**AIM**
Turn all of the material below into a Markdown table with the columns No. and Text, one row per line and numbered in order, skipping blank lines. Leave the pictures out.

**SUPPLIED MATERIAL**

☆ ☆ ☆

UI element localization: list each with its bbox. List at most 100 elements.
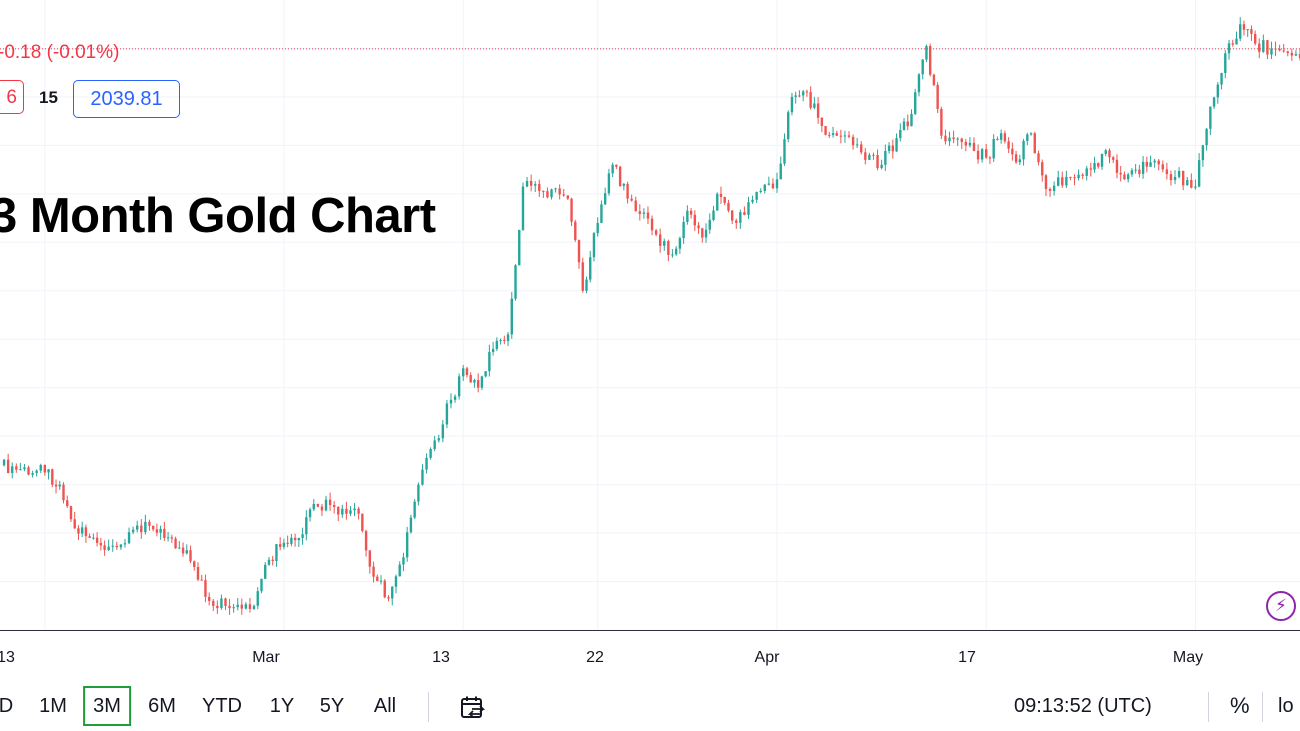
candle-body [592,233,596,258]
candle-body [92,537,95,539]
candle-body [1262,40,1265,52]
candle-body [421,469,424,485]
log-scale-button[interactable]: lo [1278,695,1294,717]
candle-body [54,484,58,487]
candle-body [244,604,248,609]
candle-body [119,544,123,548]
percent-scale-button[interactable]: % [1230,693,1250,718]
candle-body [558,188,561,195]
candle-body [596,222,599,234]
candle-body [1274,48,1277,50]
candle-body [413,501,416,518]
candle-body [589,257,592,280]
candle-body [1065,176,1068,186]
candle-body [940,108,943,136]
range-button-1m[interactable]: 1M [39,695,67,717]
range-button-ytd[interactable]: YTD [202,695,242,717]
candle-body [1212,97,1216,107]
range-button-3m[interactable]: 3M [83,686,131,726]
candle-body [562,194,565,196]
candle-body [1081,174,1084,176]
candle-body [518,229,521,266]
range-button-6m[interactable]: 6M [148,695,176,717]
candle-body [441,424,445,439]
candle-body [39,464,42,471]
candle-body [376,576,379,581]
candle-body [23,467,26,470]
chart-canvas[interactable] [0,0,1300,630]
candle-body [735,220,738,223]
candle-body [47,469,50,473]
bid-button[interactable]: 6 [0,80,24,114]
candle-body [704,229,708,238]
candle-body [801,91,805,96]
range-button-5y[interactable]: 5Y [319,695,345,717]
candle-body [391,586,394,599]
price-chart[interactable]: -0.18 (-0.01%) 6 15 2039.81 3 Month Gold… [0,0,1300,630]
candle-body [816,103,820,118]
candle-body [1278,49,1281,51]
candle-body [155,529,159,533]
candle-body [252,605,256,609]
candle-body [985,149,988,158]
candle-body [77,528,80,534]
calendar-arrows-icon[interactable] [460,695,486,721]
range-button-d[interactable]: D [0,695,14,717]
candle-body [437,438,440,441]
candle-body [1141,161,1145,174]
candle-body [248,604,252,609]
candle-body [914,92,917,114]
candle-body [457,376,461,397]
candle-body [332,505,336,507]
candle-body [999,133,1003,140]
candle-body [701,228,704,238]
lightning-icon[interactable]: ⚡ [1266,591,1296,621]
candle-body [839,135,843,137]
candle-body [1037,153,1040,163]
candle-body [988,157,992,159]
candle-body [855,144,859,146]
candle-body [868,154,871,160]
candle-body [51,469,54,485]
range-button-all[interactable]: All [373,695,397,717]
candle-body [140,525,143,533]
candle-body [794,95,797,97]
candle-body [1246,29,1249,31]
x-tick-label: May [1172,649,1204,666]
candle-body [546,191,549,198]
x-tick-label: Mar [252,649,280,666]
candle-body [820,117,824,126]
candle-body [534,184,537,186]
utc-clock[interactable]: 09:13:52 (UTC) [1014,695,1152,717]
candle-body [387,597,390,599]
candle-body [747,202,750,215]
candle-body [767,183,771,185]
candle-body [433,440,436,450]
candle-body [324,499,328,511]
candle-body [779,163,782,180]
candle-body [453,396,457,400]
candle-body [654,230,658,235]
candle-body [759,190,762,192]
candle-body [510,298,513,335]
range-button-1y[interactable]: 1Y [269,695,295,717]
toolbar-divider [1262,692,1263,722]
time-axis[interactable]: 13 Mar 13 22 Apr 17 May [0,630,1300,681]
candle-body [1216,84,1220,98]
candle-body [127,532,131,544]
candle-body [236,604,239,608]
candle-body [379,580,383,582]
candle-body [835,133,838,136]
candle-body [887,145,891,151]
candle-body [667,241,670,255]
candle-body [193,561,196,567]
candle-body [484,371,487,377]
candle-body [906,121,909,127]
candle-body [1097,163,1100,167]
candle-body [1104,150,1107,154]
candle-body [1190,180,1193,188]
candle-body [607,173,611,194]
candle-body [716,193,719,211]
candle-body [884,150,887,165]
ask-button[interactable]: 2039.81 [73,80,180,118]
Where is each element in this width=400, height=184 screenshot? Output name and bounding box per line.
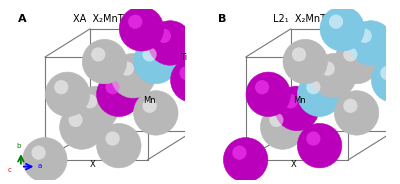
Circle shape [246, 72, 290, 116]
Text: B: B [218, 14, 227, 24]
Circle shape [358, 29, 372, 43]
Circle shape [134, 39, 178, 84]
Text: c: c [8, 167, 12, 173]
Circle shape [128, 15, 142, 29]
Text: Ti: Ti [180, 53, 188, 62]
Circle shape [284, 94, 298, 108]
Circle shape [180, 66, 194, 80]
Circle shape [32, 146, 46, 160]
Circle shape [275, 86, 319, 131]
Circle shape [306, 80, 320, 94]
Text: X: X [291, 160, 297, 169]
Circle shape [232, 146, 246, 160]
Circle shape [329, 15, 343, 29]
Circle shape [321, 61, 335, 76]
Circle shape [260, 105, 305, 149]
Circle shape [292, 47, 306, 62]
Circle shape [134, 91, 178, 135]
Circle shape [119, 7, 164, 51]
Circle shape [54, 80, 68, 94]
Circle shape [343, 99, 358, 113]
Circle shape [170, 58, 215, 102]
Circle shape [349, 21, 393, 65]
Circle shape [91, 47, 105, 62]
Circle shape [157, 29, 171, 43]
Circle shape [96, 123, 141, 168]
Circle shape [148, 21, 192, 65]
Circle shape [106, 80, 120, 94]
Circle shape [320, 7, 364, 51]
Circle shape [334, 91, 379, 135]
Circle shape [120, 61, 134, 76]
Circle shape [45, 72, 90, 116]
Circle shape [23, 138, 67, 182]
Circle shape [297, 123, 342, 168]
Text: X: X [90, 160, 96, 169]
Text: L2₁  X₂MnTi: L2₁ X₂MnTi [273, 14, 328, 24]
Text: A: A [18, 14, 26, 24]
Circle shape [106, 131, 120, 146]
Circle shape [142, 47, 157, 62]
Circle shape [223, 138, 268, 182]
Circle shape [283, 39, 328, 84]
Text: Mn: Mn [293, 96, 305, 105]
Circle shape [380, 66, 394, 80]
Text: a: a [38, 163, 42, 169]
Circle shape [74, 86, 118, 131]
Circle shape [297, 72, 342, 116]
Circle shape [269, 113, 284, 127]
Circle shape [111, 54, 156, 98]
Circle shape [312, 54, 356, 98]
Circle shape [334, 39, 379, 84]
Circle shape [306, 131, 320, 146]
Circle shape [343, 47, 358, 62]
Circle shape [142, 99, 157, 113]
Circle shape [82, 39, 127, 84]
Circle shape [255, 80, 269, 94]
Circle shape [60, 105, 104, 149]
Circle shape [68, 113, 83, 127]
Circle shape [96, 72, 141, 116]
Text: XA  X₂MnTi: XA X₂MnTi [73, 14, 126, 24]
Circle shape [371, 58, 400, 102]
Text: b: b [16, 143, 20, 149]
Text: Mn: Mn [143, 96, 156, 105]
Circle shape [83, 94, 97, 108]
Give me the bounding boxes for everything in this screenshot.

☆ ☆ ☆

**SOLUTION**
| No. | Text |
|---|---|
| 1 | UI element localization: list each with its bbox. List at most 100 elements. |
| 2 | candle-body [592,233,596,258] |
| 3 | candle-body [92,537,95,539] |
| 4 | candle-body [1262,40,1265,52] |
| 5 | candle-body [421,469,424,485] |
| 6 | log-scale-button[interactable]: lo [1278,695,1294,717] |
| 7 | candle-body [54,484,58,487] |
| 8 | candle-body [244,604,248,609] |
| 9 | candle-body [119,544,123,548] |
| 10 | percent-scale-button[interactable]: % [1230,693,1250,718] |
| 11 | candle-body [558,188,561,195] |
| 12 | candle-body [596,222,599,234] |
| 13 | candle-body [1274,48,1277,50] |
| 14 | candle-body [413,501,416,518] |
| 15 | candle-body [589,257,592,280] |
| 16 | candle-body [1065,176,1068,186] |
| 17 | candle-body [940,108,943,136] |
| 18 | range-button-1m[interactable]: 1M [39,695,67,717] |
| 19 | range-button-ytd[interactable]: YTD [202,695,242,717] |
| 20 | candle-body [1212,97,1216,107] |
| 21 | range-button-3m[interactable]: 3M [83,686,131,726] |
| 22 | candle-body [562,194,565,196] |
| 23 | candle-body [1081,174,1084,176] |
| 24 | candle-body [518,229,521,266] |
| 25 | range-button-6m[interactable]: 6M [148,695,176,717] |
| 26 | candle-body [441,424,445,439] |
| 27 | candle-body [39,464,42,471] |
| 28 | candle-body [376,576,379,581] |
| 29 | candle-body [23,467,26,470] |
| 30 | chart-canvas[interactable] [0,0,1300,630] |
| 31 | candle-body [735,220,738,223] |
| 32 | candle-body [47,469,50,473] |
| 33 | bid-button[interactable]: 6 [0,80,24,114] |
| 34 | candle-body [704,229,708,238] |
| 35 | candle-body [801,91,805,96] |
| 36 | range-button-5y[interactable]: 5Y [319,695,345,717] |
| 37 | candle-body [391,586,394,599] |
| 38 | price-chart[interactable]: -0.18 (-0.01%) 6 15 2039.81 3 Month Gold… [0,0,1300,630] |
| 39 | candle-body [816,103,820,118] |
| 40 | candle-body [1278,49,1281,51] |
| 41 | candle-body [155,529,159,533] |
| 42 | candle-body [252,605,256,609] |
| 43 | candle-body [985,149,988,158] |
| 44 | candle-body [77,528,80,534] |
| 45 | calendar-arrows-icon[interactable] [460,695,486,721] |
| 46 | range-button-d[interactable]: D [0,695,14,717] |
| 47 | candle-body [437,438,440,441] |
| 48 | candle-body [1141,161,1145,174] |
| 49 | candle-body [248,604,252,609] |
| 50 | candle-body [914,92,917,114] |
| 51 | candle-body [457,376,461,397] |
| 52 | candle-body [332,505,336,507] |
| 53 | candle-body [999,133,1003,140] |
| 54 | candle-body [701,228,704,238] |
| 55 | lightning-icon[interactable]: ⚡ [1266,591,1296,621] |
| 56 | candle-body [839,135,843,137] |
| 57 | candle-body [1037,153,1040,163] |
| 58 | candle-body [988,157,992,159] |
| 59 | candle-body [855,144,859,146] |
| 60 | candle-body [868,154,871,160] |
| 61 | candle-body [51,469,54,485] |
| 62 | range-button-all[interactable]: All [373,695,397,717] |
| 63 | candle-body [140,525,143,533] |
| 64 | candle-body [794,95,797,97] |
| 65 | candle-body [1246,29,1249,31] |
| 66 | x-tick-label: May [1172,649,1204,666] |
| 67 | candle-body [546,191,549,198] |
| 68 | x-tick-label: Mar [252,649,280,666] |
| 69 | candle-body [820,117,824,126] |
| 70 | candle-body [534,184,537,186] |
| 71 | utc-clock[interactable]: 09:13:52 (UTC) [1014,695,1152,717] |
| 72 | candle-body [387,597,390,599] |
| 73 | candle-body [747,202,750,215] |
| 74 | candle-body [767,183,771,185] |
| 75 | candle-body [433,440,436,450] |
| 76 | candle-body [324,499,328,511] |
| 77 | candle-body [779,163,782,180] |
| 78 | candle-body [453,396,457,400] |
| 79 | candle-body [654,230,658,235] |
| 80 | candle-body [759,190,762,192] |
| 81 | candle-body [510,298,513,335] |
| 82 | range-button-1y[interactable]: 1Y [269,695,295,717] |
| 83 | toolbar-divider [1262,692,1263,722] |
| 84 | time-axis[interactable]: 13 Mar 13 22 Apr 17 May [0,630,1300,681] |
| 85 | candle-body [1216,84,1220,98] |
| 86 | candle-body [127,532,131,544] |
| 87 | candle-body [236,604,239,608] |
| 88 | candle-body [379,580,383,582] |
| 89 | candle-body [835,133,838,136] |
| 90 | candle-body [887,145,891,151] |
| 91 | candle-body [667,241,670,255] |
| 92 | candle-body [193,561,196,567] |
| 93 | candle-body [484,371,487,377] |
| 94 | candle-body [906,121,909,127] |
| 95 | candle-body [1097,163,1100,167] |
| 96 | candle-body [1104,150,1107,154] |
| 97 | candle-body [1190,180,1193,188] |
| 98 | candle-body [607,173,611,194] |
| 99 | candle-body [716,193,719,211] |
| 100 | candle-body [884,150,887,165] |
| 101 | ask-button[interactable]: 2039.81 [73,80,180,118] |
| 102 | Where is each element in this width=400, height=184 screenshot? Output name and bounding box per line. |
| 103 | Circle shape [246, 72, 290, 116] |
| 104 | Text: B: B [218, 14, 227, 24] |
| 105 | Circle shape [358, 29, 372, 43] |
| 106 | Circle shape [134, 39, 178, 84] |
| 107 | Text: c: c [8, 167, 12, 173] |
| 108 | Circle shape [128, 15, 142, 29] |
| 109 | Text: Ti: Ti [180, 53, 188, 62] |
| 110 | Circle shape [284, 94, 298, 108] |
| 111 | Circle shape [180, 66, 194, 80] |
| 112 | Circle shape [32, 146, 46, 160] |
| 113 | Circle shape [275, 86, 319, 131] |
| 114 | Circle shape [306, 80, 320, 94] |
| 115 | Text: X: X [291, 160, 297, 169] |
| 116 | Circle shape [232, 146, 246, 160] |
| 117 | Circle shape [329, 15, 343, 29] |
| 118 | Circle shape [321, 61, 335, 76] |
| 119 | Circle shape [260, 105, 305, 149] |
| 120 | Circle shape [292, 47, 306, 62] |
| 121 | Circle shape [134, 91, 178, 135] |
| 122 | Circle shape [119, 7, 164, 51] |
| 123 | Circle shape [54, 80, 68, 94] |
| 124 | Circle shape [343, 99, 358, 113] |
| 125 | Circle shape [170, 58, 215, 102] |
| 126 | Circle shape [349, 21, 393, 65] |
| 127 | Circle shape [91, 47, 105, 62] |
| 128 | Circle shape [157, 29, 171, 43] |
| 129 | Circle shape [96, 123, 141, 168] |
| 130 | Circle shape [148, 21, 192, 65] |
| 131 | Circle shape [106, 80, 120, 94] |
| 132 | Circle shape [320, 7, 364, 51] |
| 133 | Circle shape [334, 91, 379, 135] |
| 134 | Circle shape [120, 61, 134, 76] |
| 135 | Circle shape [45, 72, 90, 116] |
| 136 | Circle shape [23, 138, 67, 182] |
| 137 | Circle shape [297, 123, 342, 168] |
| 138 | Text: X: X [90, 160, 96, 169] |
| 139 | Text: L2₁  X₂MnTi: L2₁ X₂MnTi [273, 14, 328, 24] |
| 140 | Text: A: A [18, 14, 26, 24] |
| 141 | Circle shape [106, 131, 120, 146] |
| 142 | Circle shape [142, 47, 157, 62] |
| 143 | Circle shape [223, 138, 268, 182] |
| 144 | Circle shape [283, 39, 328, 84] |
| 145 | Text: Mn: Mn [293, 96, 305, 105] |
| 146 | Circle shape [380, 66, 394, 80] |
| 147 | Text: a: a [38, 163, 42, 169] |
| 148 | Circle shape [74, 86, 118, 131] |
| 149 | Circle shape [297, 72, 342, 116] |
| 150 | Circle shape [269, 113, 284, 127] |
| 151 | Circle shape [111, 54, 156, 98] |
| 152 | Circle shape [312, 54, 356, 98] |
| 153 | Circle shape [334, 39, 379, 84] |
| 154 | Circle shape [306, 131, 320, 146] |
| 155 | Circle shape [343, 47, 358, 62] |
| 156 | Circle shape [142, 99, 157, 113] |
| 157 | Circle shape [82, 39, 127, 84] |
| 158 | Circle shape [255, 80, 269, 94] |
| 159 | Circle shape [60, 105, 104, 149] |
| 160 | Circle shape [68, 113, 83, 127] |
| 161 | Circle shape [96, 72, 141, 116] |
| 162 | Text: XA  X₂MnTi: XA X₂MnTi [73, 14, 126, 24] |
| 163 | Circle shape [371, 58, 400, 102] |
| 164 | Text: b: b [16, 143, 20, 149] |
| 165 | Text: Mn: Mn [143, 96, 156, 105] |
| 166 | Circle shape [83, 94, 97, 108] |
| 167 | Give me the bounding boxes for everything in this screenshot. |